任务说明. 请从条目的第一行开始，一直到包含“line-1: 1 Contributions, gifts, grants, and”的那一行为止，逐字照抄这些行，首尾两行都要包括在内。

给定条目.
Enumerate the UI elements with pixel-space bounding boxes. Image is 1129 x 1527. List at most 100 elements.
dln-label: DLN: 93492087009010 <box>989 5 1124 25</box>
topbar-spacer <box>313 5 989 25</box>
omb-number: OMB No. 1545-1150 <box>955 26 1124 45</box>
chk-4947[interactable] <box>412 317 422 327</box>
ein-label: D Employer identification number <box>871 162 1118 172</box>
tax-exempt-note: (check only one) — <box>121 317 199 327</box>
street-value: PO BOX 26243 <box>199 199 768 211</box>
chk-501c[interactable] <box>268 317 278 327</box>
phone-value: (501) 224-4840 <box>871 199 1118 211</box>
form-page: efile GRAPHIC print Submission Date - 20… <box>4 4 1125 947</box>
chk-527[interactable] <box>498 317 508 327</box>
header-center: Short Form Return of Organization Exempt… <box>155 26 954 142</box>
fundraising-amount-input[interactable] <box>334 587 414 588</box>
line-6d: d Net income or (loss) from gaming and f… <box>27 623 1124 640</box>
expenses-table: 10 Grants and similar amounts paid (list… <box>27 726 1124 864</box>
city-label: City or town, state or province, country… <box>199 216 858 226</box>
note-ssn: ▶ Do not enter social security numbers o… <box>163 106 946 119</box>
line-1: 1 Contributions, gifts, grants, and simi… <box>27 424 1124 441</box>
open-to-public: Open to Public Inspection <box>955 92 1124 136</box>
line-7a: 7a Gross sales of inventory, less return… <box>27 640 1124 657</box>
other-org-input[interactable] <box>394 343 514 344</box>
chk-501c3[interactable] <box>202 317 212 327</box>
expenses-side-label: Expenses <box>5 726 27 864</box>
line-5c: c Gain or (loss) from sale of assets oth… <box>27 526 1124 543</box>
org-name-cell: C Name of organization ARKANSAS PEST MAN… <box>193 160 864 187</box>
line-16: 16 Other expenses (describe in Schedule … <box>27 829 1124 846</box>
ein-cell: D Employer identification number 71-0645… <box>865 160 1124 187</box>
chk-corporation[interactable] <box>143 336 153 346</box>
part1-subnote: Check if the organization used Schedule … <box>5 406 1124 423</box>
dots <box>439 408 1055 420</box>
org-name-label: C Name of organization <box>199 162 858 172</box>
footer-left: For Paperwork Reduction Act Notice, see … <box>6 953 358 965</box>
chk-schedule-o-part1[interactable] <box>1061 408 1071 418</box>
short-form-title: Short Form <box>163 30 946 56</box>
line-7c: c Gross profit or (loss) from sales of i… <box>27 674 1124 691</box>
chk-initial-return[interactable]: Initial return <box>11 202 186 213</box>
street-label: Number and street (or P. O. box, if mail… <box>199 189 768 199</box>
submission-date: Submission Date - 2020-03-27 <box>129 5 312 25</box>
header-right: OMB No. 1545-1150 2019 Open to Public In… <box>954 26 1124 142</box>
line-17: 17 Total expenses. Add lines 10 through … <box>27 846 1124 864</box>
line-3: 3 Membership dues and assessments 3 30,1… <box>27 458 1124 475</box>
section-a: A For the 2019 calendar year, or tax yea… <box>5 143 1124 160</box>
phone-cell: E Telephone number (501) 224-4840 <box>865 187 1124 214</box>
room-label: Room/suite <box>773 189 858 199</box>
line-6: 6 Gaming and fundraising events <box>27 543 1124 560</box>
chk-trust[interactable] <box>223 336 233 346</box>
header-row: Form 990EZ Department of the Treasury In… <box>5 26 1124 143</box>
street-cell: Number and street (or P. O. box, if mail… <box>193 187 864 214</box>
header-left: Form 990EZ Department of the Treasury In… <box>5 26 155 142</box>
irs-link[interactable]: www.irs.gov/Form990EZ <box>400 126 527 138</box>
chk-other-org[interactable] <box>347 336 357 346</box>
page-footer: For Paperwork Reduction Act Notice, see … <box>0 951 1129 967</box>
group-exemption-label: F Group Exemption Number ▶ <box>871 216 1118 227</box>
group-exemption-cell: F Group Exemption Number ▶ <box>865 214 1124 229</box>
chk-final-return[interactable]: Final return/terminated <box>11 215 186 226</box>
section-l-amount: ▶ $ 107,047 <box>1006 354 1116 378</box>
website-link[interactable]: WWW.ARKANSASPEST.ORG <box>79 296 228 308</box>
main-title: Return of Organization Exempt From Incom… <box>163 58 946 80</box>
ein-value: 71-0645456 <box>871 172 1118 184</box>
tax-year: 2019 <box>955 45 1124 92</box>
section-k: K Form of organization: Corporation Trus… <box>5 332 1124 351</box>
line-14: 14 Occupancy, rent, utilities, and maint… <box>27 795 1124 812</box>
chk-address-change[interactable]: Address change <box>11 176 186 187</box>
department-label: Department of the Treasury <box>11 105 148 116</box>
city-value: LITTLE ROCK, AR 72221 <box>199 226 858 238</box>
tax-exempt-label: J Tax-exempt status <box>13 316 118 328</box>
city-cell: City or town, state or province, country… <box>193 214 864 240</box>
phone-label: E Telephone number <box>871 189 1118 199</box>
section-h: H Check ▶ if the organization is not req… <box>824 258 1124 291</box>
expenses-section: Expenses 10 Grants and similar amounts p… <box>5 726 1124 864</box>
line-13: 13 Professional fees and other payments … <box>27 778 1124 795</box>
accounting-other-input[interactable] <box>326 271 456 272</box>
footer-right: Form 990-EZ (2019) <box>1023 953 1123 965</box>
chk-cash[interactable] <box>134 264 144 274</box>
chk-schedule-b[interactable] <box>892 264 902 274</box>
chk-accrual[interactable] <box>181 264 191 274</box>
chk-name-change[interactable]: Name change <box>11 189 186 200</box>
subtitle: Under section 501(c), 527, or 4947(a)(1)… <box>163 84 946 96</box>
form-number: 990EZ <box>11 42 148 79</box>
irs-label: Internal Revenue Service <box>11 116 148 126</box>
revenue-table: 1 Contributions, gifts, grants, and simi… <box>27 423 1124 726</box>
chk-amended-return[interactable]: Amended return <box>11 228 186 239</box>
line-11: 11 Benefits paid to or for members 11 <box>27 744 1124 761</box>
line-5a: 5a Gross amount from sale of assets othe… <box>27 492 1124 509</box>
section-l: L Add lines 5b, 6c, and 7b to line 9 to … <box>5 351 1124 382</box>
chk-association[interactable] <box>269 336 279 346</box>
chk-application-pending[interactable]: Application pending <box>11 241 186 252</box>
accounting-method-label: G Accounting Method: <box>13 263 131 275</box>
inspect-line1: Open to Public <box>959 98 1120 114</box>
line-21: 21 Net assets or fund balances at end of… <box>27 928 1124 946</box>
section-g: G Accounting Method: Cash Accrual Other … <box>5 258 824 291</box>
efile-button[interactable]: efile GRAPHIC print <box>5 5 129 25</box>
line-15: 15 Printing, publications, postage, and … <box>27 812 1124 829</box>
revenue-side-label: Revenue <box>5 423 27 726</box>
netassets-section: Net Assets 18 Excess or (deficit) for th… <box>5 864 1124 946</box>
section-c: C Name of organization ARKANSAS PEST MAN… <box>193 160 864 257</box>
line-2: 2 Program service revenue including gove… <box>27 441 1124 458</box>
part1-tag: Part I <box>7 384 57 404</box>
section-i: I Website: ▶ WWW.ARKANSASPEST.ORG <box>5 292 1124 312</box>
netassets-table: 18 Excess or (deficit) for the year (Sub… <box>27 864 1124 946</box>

练习作答.
Enumerate the UI elements with pixel-space bounding boxes. Image is 1129 x 1527. List at most 100 elements.
dln-label: DLN: 93492087009010 <box>989 5 1124 25</box>
topbar-spacer <box>313 5 989 25</box>
omb-number: OMB No. 1545-1150 <box>955 26 1124 45</box>
chk-4947[interactable] <box>412 317 422 327</box>
ein-label: D Employer identification number <box>871 162 1118 172</box>
tax-exempt-note: (check only one) — <box>121 317 199 327</box>
street-value: PO BOX 26243 <box>199 199 768 211</box>
chk-501c[interactable] <box>268 317 278 327</box>
phone-value: (501) 224-4840 <box>871 199 1118 211</box>
form-page: efile GRAPHIC print Submission Date - 20… <box>4 4 1125 947</box>
chk-527[interactable] <box>498 317 508 327</box>
header-center: Short Form Return of Organization Exempt… <box>155 26 954 142</box>
fundraising-amount-input[interactable] <box>334 587 414 588</box>
line-6d: d Net income or (loss) from gaming and f… <box>27 623 1124 640</box>
expenses-table: 10 Grants and similar amounts paid (list… <box>27 726 1124 864</box>
city-label: City or town, state or province, country… <box>199 216 858 226</box>
note-ssn: ▶ Do not enter social security numbers o… <box>163 106 946 119</box>
line-1: 1 Contributions, gifts, grants, and simi… <box>27 424 1124 441</box>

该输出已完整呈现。